En commençant ma lecture du roman, j’ai eu un peu de mal à rentrer dans son
esprit, et surtout à comprendre son trip pour Nikola Tesla. (D’ailleurs, ce
bouquin pourrait servir de résumé de biographie de N. Tesla tellement Grace
parle de lui :D) Mais très vite, je m’y suis faite. Et très vite, je
voulais savoir ce qui allait se passer entre Seamus et Grace.
« Seamus ». Rien que son nom fait rêver. Peut-être le côté
« sea », ça donne envie de vacances.
Seamus et Grace, c’est parfois chaud bouillant du slip, Toni Jordan n’a pas
fait dans le mormon crépusculaire. Mesdemoiselles, vous allez vite espérer de
croiser Seamus à la caisse du supermarché pour lui chiper sa banane, je vous le
dis :D
Grace et moi avons des points communs : nous sommes toutes les deux
vues comme anormales parce que ne se comportant pas comme la plupart des gens.
Elle compte tout, je ne bouffe pas les animaux. Shame on us. Les gens ont vite
fait de pointer du doigt, tout ce qui sort de leur ordinaire. Et
pourtant, nous avons tous un T.O.C., une manière de faire quelque chose
qui semble étrange aux yeux d’autres personnes. À l’école primaire, toute
ma classe s’était esclaffée de voir que je mangeais des champignons crus. Je
n’ai pas compris ce qu’il y avait de si extra-terrestre à cela. Je suis aussi
une névrosée des chiottes : les chiottes publiques, c’est tout une épopée
pour moi. Je n’ai pas de T.O.C. mais pourtant je suis vite considérée
comme anormale parce que je suis vegan, parce que je mange des champignons
crus, et/ou parce que l’idée d’aller pisser dans les toilettes publiques me
demande une préparation psychologique. Sans compter que je ne veux ni mariage
ni gosse : au bûcher, paria de la société !

(Entrées de données collectées)
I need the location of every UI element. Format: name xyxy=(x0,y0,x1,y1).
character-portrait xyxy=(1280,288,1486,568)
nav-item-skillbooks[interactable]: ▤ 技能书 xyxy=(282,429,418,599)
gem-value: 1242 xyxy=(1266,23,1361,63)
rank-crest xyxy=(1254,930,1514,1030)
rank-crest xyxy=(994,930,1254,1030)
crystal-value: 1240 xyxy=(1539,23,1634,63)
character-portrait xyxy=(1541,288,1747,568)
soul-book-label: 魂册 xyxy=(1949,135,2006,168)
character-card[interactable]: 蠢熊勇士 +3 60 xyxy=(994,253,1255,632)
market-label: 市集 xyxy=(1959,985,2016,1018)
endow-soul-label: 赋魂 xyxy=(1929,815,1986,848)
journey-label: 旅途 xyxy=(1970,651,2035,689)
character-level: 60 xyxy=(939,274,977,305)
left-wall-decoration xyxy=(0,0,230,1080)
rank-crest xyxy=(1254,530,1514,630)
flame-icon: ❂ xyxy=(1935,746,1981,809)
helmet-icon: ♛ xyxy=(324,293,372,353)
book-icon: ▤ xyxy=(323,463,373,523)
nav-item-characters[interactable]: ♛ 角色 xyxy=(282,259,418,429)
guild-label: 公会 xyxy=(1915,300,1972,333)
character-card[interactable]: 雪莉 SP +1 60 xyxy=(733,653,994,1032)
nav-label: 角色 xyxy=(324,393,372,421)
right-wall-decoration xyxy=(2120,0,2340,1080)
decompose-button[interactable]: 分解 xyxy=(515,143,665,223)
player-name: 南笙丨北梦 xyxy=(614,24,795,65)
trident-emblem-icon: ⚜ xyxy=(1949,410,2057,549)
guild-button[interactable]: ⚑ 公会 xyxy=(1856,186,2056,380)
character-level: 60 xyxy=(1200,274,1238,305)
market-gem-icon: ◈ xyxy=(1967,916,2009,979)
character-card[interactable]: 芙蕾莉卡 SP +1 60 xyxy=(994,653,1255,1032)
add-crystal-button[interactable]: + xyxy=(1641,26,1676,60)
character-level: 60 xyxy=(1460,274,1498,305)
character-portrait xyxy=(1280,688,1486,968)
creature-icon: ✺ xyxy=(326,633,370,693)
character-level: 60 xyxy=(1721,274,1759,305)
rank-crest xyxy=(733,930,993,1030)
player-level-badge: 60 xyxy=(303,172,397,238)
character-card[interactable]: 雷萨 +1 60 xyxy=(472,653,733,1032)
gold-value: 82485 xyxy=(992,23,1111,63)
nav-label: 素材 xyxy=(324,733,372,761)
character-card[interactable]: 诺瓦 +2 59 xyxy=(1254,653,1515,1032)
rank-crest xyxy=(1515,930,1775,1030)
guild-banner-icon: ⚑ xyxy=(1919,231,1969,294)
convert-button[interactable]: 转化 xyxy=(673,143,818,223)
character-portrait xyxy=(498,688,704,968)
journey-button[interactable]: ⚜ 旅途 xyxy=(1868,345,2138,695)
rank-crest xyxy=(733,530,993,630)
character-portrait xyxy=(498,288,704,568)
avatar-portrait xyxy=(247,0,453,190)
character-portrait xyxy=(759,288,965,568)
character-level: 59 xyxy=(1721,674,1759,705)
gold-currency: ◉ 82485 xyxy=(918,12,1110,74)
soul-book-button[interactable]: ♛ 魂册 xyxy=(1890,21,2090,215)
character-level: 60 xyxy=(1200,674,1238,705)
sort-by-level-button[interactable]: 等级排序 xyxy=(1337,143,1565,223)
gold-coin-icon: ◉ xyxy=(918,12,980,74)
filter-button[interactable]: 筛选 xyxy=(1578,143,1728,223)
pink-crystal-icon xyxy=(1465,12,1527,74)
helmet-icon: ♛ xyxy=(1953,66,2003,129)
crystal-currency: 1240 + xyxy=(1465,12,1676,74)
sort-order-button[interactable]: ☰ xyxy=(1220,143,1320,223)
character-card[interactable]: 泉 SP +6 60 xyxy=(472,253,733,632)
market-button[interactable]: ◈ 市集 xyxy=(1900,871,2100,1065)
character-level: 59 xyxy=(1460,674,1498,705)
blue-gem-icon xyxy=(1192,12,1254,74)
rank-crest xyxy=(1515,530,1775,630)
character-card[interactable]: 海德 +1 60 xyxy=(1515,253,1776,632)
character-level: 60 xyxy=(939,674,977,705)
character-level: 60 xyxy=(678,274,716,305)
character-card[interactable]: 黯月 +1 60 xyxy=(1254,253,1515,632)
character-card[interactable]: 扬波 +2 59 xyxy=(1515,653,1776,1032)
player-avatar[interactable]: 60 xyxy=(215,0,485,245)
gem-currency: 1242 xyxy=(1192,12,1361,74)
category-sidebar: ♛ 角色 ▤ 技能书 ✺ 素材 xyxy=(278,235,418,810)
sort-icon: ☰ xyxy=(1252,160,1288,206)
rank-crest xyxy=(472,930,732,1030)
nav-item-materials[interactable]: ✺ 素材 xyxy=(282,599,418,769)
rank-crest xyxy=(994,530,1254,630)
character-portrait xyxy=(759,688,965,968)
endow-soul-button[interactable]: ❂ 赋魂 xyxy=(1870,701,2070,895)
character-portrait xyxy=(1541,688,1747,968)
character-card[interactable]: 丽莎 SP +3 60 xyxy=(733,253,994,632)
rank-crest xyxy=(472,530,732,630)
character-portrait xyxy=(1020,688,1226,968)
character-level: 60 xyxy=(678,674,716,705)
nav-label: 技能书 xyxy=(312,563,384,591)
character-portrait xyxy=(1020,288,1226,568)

CONSIGNE | Recopiez intégralement la critique du roman reproduite plus haut, sans en modifier un seul mot ni un seul signe.

RÉPONSE |
En commençant ma lecture du roman, j’ai eu un peu de mal à rentrer dans son
esprit, et surtout à comprendre son trip pour Nikola Tesla. (D’ailleurs, ce
bouquin pourrait servir de résumé de biographie de N. Tesla tellement Grace
parle de lui :D) Mais très vite, je m’y suis faite. Et très vite, je
voulais savoir ce qui allait se passer entre Seamus et Grace.
« Seamus ». Rien que son nom fait rêver. Peut-être le côté
« sea », ça donne envie de vacances.
Seamus et Grace, c’est parfois chaud bouillant du slip, Toni Jordan n’a pas
fait dans le mormon crépusculaire. Mesdemoiselles, vous allez vite espérer de
croiser Seamus à la caisse du supermarché pour lui chiper sa banane, je vous le
dis :D
Grace et moi avons des points communs : nous sommes toutes les deux
vues comme anormales parce que ne se comportant pas comme la plupart des gens.
Elle compte tout, je ne bouffe pas les animaux. Shame on us. Les gens ont vite
fait de pointer du doigt, tout ce qui sort de leur ordinaire. Et
pourtant, nous avons tous un T.O.C., une manière de faire quelque chose
qui semble étrange aux yeux d’autres personnes. À l’école primaire, toute
ma classe s’était esclaffée de voir que je mangeais des champignons crus. Je
n’ai pas compris ce qu’il y avait de si extra-terrestre à cela. Je suis aussi
une névrosée des chiottes : les chiottes publiques, c’est tout une épopée
pour moi. Je n’ai pas de T.O.C. mais pourtant je suis vite considérée
comme anormale parce que je suis vegan, parce que je mange des champignons
crus, et/ou parce que l’idée d’aller pisser dans les toilettes publiques me
demande une préparation psychologique. Sans compter que je ne veux ni mariage
ni gosse : au bûcher, paria de la société !